## RECORDS FOR THIS TASK
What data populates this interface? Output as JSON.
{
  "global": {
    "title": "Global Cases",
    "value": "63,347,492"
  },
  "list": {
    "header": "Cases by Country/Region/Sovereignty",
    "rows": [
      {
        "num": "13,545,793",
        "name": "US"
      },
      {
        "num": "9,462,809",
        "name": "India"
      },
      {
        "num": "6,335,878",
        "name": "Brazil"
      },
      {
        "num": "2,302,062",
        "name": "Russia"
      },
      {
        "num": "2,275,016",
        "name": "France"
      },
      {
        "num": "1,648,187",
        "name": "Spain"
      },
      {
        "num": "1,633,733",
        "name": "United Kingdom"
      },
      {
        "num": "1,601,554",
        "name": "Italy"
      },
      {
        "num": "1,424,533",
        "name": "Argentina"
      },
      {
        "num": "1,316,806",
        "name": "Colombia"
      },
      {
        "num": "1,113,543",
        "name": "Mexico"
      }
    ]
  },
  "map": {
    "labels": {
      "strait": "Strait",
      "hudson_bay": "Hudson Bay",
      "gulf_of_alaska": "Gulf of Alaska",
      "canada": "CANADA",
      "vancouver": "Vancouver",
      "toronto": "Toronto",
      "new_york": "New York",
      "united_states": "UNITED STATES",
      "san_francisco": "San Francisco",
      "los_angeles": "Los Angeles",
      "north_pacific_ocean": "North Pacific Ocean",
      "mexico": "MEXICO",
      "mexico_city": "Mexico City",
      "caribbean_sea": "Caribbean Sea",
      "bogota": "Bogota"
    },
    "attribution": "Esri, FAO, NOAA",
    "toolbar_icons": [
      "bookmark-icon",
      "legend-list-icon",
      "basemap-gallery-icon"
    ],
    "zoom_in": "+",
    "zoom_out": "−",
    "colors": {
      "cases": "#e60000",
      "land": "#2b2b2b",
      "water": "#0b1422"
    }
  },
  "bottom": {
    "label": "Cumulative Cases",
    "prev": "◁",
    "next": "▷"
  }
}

## EXERCISE DIRECTIONS
Using the data above, output each line exactly.

## WRITTEN REPLY
What data populates this interface? Output as JSON.
{
  "global": {
    "title": "Global Cases",
    "value": "63,347,492"
  },
  "list": {
    "header": "Cases by Country/Region/Sovereignty",
    "rows": [
      {
        "num": "13,545,793",
        "name": "US"
      },
      {
        "num": "9,462,809",
        "name": "India"
      },
      {
        "num": "6,335,878",
        "name": "Brazil"
      },
      {
        "num": "2,302,062",
        "name": "Russia"
      },
      {
        "num": "2,275,016",
        "name": "France"
      },
      {
        "num": "1,648,187",
        "name": "Spain"
      },
      {
        "num": "1,633,733",
        "name": "United Kingdom"
      },
      {
        "num": "1,601,554",
        "name": "Italy"
      },
      {
        "num": "1,424,533",
        "name": "Argentina"
      },
      {
        "num": "1,316,806",
        "name": "Colombia"
      },
      {
        "num": "1,113,543",
        "name": "Mexico"
      }
    ]
  },
  "map": {
    "labels": {
      "strait": "Strait",
      "hudson_bay": "Hudson Bay",
      "gulf_of_alaska": "Gulf of Alaska",
      "canada": "CANADA",
      "vancouver": "Vancouver",
      "toronto": "Toronto",
      "new_york": "New York",
      "united_states": "UNITED STATES",
      "san_francisco": "San Francisco",
      "los_angeles": "Los Angeles",
      "north_pacific_ocean": "North Pacific Ocean",
      "mexico": "MEXICO",
      "mexico_city": "Mexico City",
      "caribbean_sea": "Caribbean Sea",
      "bogota": "Bogota"
    },
    "attribution": "Esri, FAO, NOAA",
    "toolbar_icons": [
      "bookmark-icon",
      "legend-list-icon",
      "basemap-gallery-icon"
    ],
    "zoom_in": "+",
    "zoom_out": "−",
    "colors": {
      "cases": "#e60000",
      "land": "#2b2b2b",
      "water": "#0b1422"
    }
  },
  "bottom": {
    "label": "Cumulative Cases",
    "prev": "◁",
    "next": "▷"
  }
}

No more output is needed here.